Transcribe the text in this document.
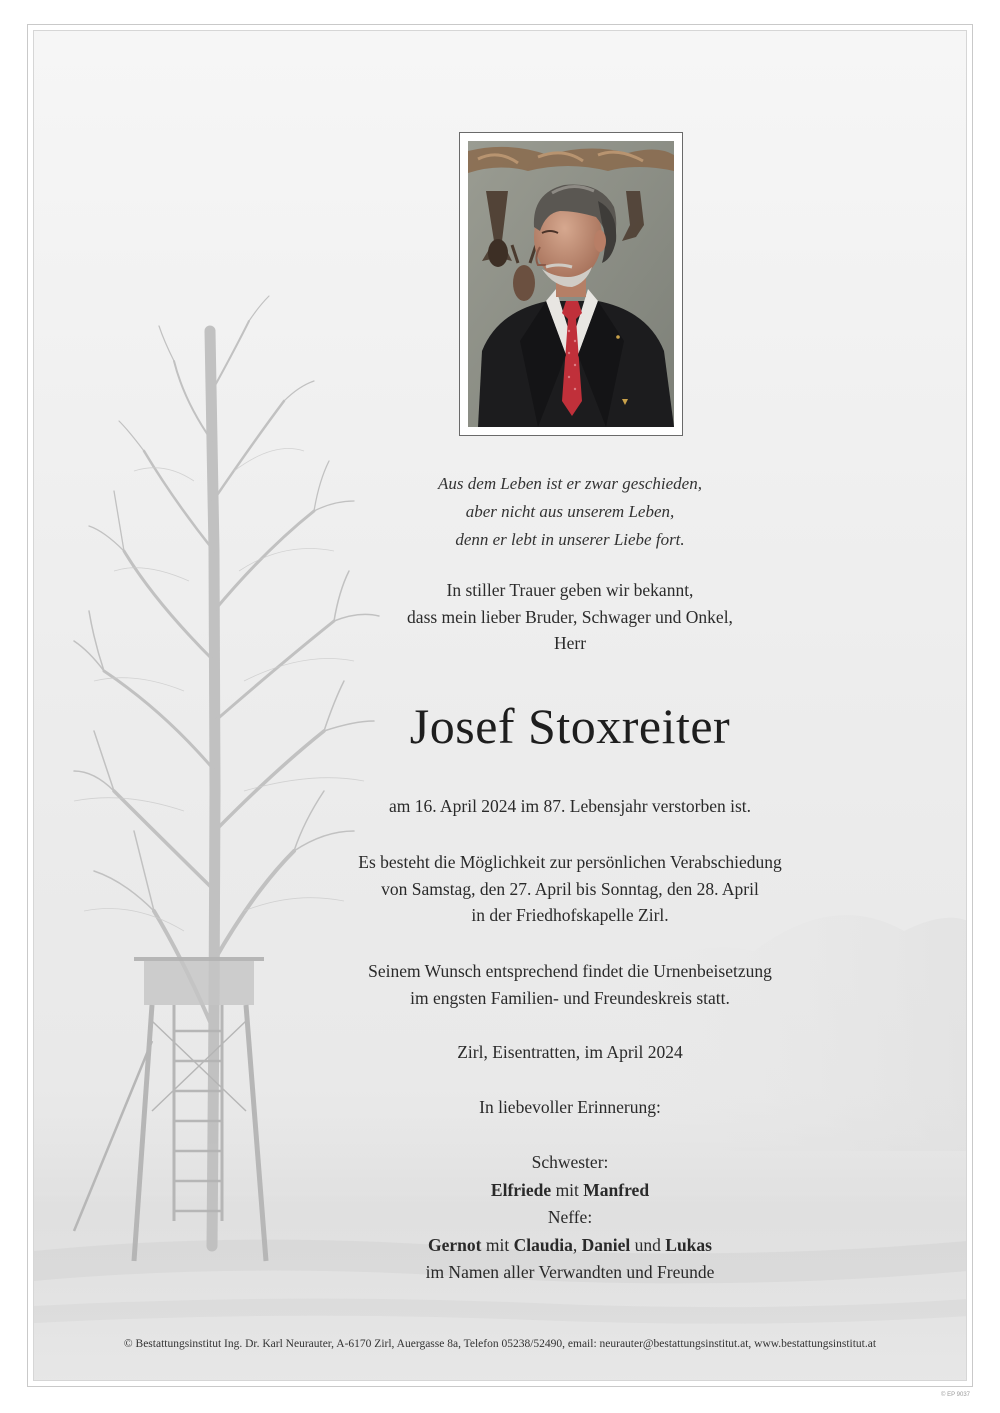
Aus dem Leben ist er zwar geschieden,
aber nicht aus unserem Leben,
denn er lebt in unserer Liebe fort.
In stiller Trauer geben wir bekannt,
dass mein lieber Bruder, Schwager und Onkel,
Herr
Josef Stoxreiter
am 16. April 2024 im 87. Lebensjahr verstorben ist.
Es besteht die Möglichkeit zur persönlichen Verabschiedung
von Samstag, den 27. April bis Sonntag, den 28. April
in der Friedhofskapelle Zirl.
Seinem Wunsch entsprechend findet die Urnenbeisetzung
im engsten Familien- und Freundeskreis statt.
Zirl, Eisentratten, im April 2024
In liebevoller Erinnerung:
Schwester:
Elfriede mit Manfred
Neffe:
Gernot mit Claudia, Daniel und Lukas
im Namen aller Verwandten und Freunde
© Bestattungsinstitut Ing. Dr. Karl Neurauter, A-6170 Zirl, Auergasse 8a, Telefon 05238/52490, email: neurauter@bestattungsinstitut.at, www.bestattungsinstitut.at
© EP 9037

▶ What this task involves: Repeat all of the entries word for word, but omit the pictures.

▶ Finished exercise:
Transcribe the text in this document.
Aus dem Leben ist er zwar geschieden,
aber nicht aus unserem Leben,
denn er lebt in unserer Liebe fort.
In stiller Trauer geben wir bekannt,
dass mein lieber Bruder, Schwager und Onkel,
Herr
Josef Stoxreiter
am 16. April 2024 im 87. Lebensjahr verstorben ist.
Es besteht die Möglichkeit zur persönlichen Verabschiedung
von Samstag, den 27. April bis Sonntag, den 28. April
in der Friedhofskapelle Zirl.
Seinem Wunsch entsprechend findet die Urnenbeisetzung
im engsten Familien- und Freundeskreis statt.
Zirl, Eisentratten, im April 2024
In liebevoller Erinnerung:
Schwester:
Elfriede mit Manfred
Neffe:
Gernot mit Claudia, Daniel und Lukas
im Namen aller Verwandten und Freunde
© Bestattungsinstitut Ing. Dr. Karl Neurauter, A-6170 Zirl, Auergasse 8a, Telefon 05238/52490, email: neurauter@bestattungsinstitut.at, www.bestattungsinstitut.at
© EP 9037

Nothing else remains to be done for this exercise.